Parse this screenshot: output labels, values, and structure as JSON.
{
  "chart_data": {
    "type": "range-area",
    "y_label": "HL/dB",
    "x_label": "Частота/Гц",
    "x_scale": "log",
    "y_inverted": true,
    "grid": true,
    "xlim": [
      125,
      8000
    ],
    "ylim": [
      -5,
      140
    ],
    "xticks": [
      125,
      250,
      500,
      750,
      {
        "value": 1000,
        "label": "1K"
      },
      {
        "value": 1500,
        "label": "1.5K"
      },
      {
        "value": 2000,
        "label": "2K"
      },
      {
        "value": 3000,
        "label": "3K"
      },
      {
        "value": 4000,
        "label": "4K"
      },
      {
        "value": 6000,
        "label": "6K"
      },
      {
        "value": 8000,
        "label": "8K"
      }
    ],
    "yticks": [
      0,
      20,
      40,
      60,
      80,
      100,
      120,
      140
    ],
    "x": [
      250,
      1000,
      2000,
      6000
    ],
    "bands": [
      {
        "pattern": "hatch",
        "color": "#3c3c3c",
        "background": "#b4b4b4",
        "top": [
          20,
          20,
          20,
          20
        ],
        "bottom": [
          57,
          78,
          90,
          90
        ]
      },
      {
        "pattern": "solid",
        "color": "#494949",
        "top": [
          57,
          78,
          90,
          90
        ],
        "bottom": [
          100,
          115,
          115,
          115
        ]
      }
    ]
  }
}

━━━

* **Task requirements**
Please output the complete data exactly.

* **Answer to this exercise**
Parse this screenshot: output labels, values, and structure as JSON.
{
  "chart_data": {
    "type": "range-area",
    "y_label": "HL/dB",
    "x_label": "Частота/Гц",
    "x_scale": "log",
    "y_inverted": true,
    "grid": true,
    "xlim": [
      125,
      8000
    ],
    "ylim": [
      -5,
      140
    ],
    "xticks": [
      125,
      250,
      500,
      750,
      {
        "value": 1000,
        "label": "1K"
      },
      {
        "value": 1500,
        "label": "1.5K"
      },
      {
        "value": 2000,
        "label": "2K"
      },
      {
        "value": 3000,
        "label": "3K"
      },
      {
        "value": 4000,
        "label": "4K"
      },
      {
        "value": 6000,
        "label": "6K"
      },
      {
        "value": 8000,
        "label": "8K"
      }
    ],
    "yticks": [
      0,
      20,
      40,
      60,
      80,
      100,
      120,
      140
    ],
    "x": [
      250,
      1000,
      2000,
      6000
    ],
    "bands": [
      {
        "pattern": "hatch",
        "color": "#3c3c3c",
        "background": "#b4b4b4",
        "top": [
          20,
          20,
          20,
          20
        ],
        "bottom": [
          57,
          78,
          90,
          90
        ]
      },
      {
        "pattern": "solid",
        "color": "#494949",
        "top": [
          57,
          78,
          90,
          90
        ],
        "bottom": [
          100,
          115,
          115,
          115
        ]
      }
    ]
  }
}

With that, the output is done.